--- Start of Extracted information ---
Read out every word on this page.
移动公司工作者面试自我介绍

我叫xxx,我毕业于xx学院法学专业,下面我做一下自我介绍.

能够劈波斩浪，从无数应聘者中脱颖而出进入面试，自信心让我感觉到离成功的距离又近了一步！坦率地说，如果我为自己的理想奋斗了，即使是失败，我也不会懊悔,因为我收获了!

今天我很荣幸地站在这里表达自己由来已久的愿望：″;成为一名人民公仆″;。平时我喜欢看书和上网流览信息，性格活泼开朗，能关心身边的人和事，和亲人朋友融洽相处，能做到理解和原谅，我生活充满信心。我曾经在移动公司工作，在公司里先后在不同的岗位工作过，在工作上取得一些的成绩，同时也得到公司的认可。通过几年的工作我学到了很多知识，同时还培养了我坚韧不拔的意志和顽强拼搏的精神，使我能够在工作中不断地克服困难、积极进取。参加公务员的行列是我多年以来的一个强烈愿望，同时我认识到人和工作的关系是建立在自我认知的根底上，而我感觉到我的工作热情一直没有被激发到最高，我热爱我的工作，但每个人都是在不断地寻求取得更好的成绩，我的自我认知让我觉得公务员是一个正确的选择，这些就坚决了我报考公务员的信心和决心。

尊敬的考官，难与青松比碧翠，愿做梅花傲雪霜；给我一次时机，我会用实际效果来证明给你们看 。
--- End of Extracted information ---
:: What this task involves ::
Copy out all the entries shown above, character for character.

:: Complete output ::
Read out every word on this page.
移动公司工作者面试自我介绍

我叫xxx,我毕业于xx学院法学专业,下面我做一下自我介绍.

能够劈波斩浪，从无数应聘者中脱颖而出进入面试，自信心让我感觉到离成功的距离又近了一步！坦率地说，如果我为自己的理想奋斗了，即使是失败，我也不会懊悔,因为我收获了!

今天我很荣幸地站在这里表达自己由来已久的愿望：″;成为一名人民公仆″;。平时我喜欢看书和上网流览信息，性格活泼开朗，能关心身边的人和事，和亲人朋友融洽相处，能做到理解和原谅，我生活充满信心。我曾经在移动公司工作，在公司里先后在不同的岗位工作过，在工作上取得一些的成绩，同时也得到公司的认可。通过几年的工作我学到了很多知识，同时还培养了我坚韧不拔的意志和顽强拼搏的精神，使我能够在工作中不断地克服困难、积极进取。参加公务员的行列是我多年以来的一个强烈愿望，同时我认识到人和工作的关系是建立在自我认知的根底上，而我感觉到我的工作热情一直没有被激发到最高，我热爱我的工作，但每个人都是在不断地寻求取得更好的成绩，我的自我认知让我觉得公务员是一个正确的选择，这些就坚决了我报考公务员的信心和决心。

尊敬的考官，难与青松比碧翠，愿做梅花傲雪霜；给我一次时机，我会用实际效果来证明给你们看 。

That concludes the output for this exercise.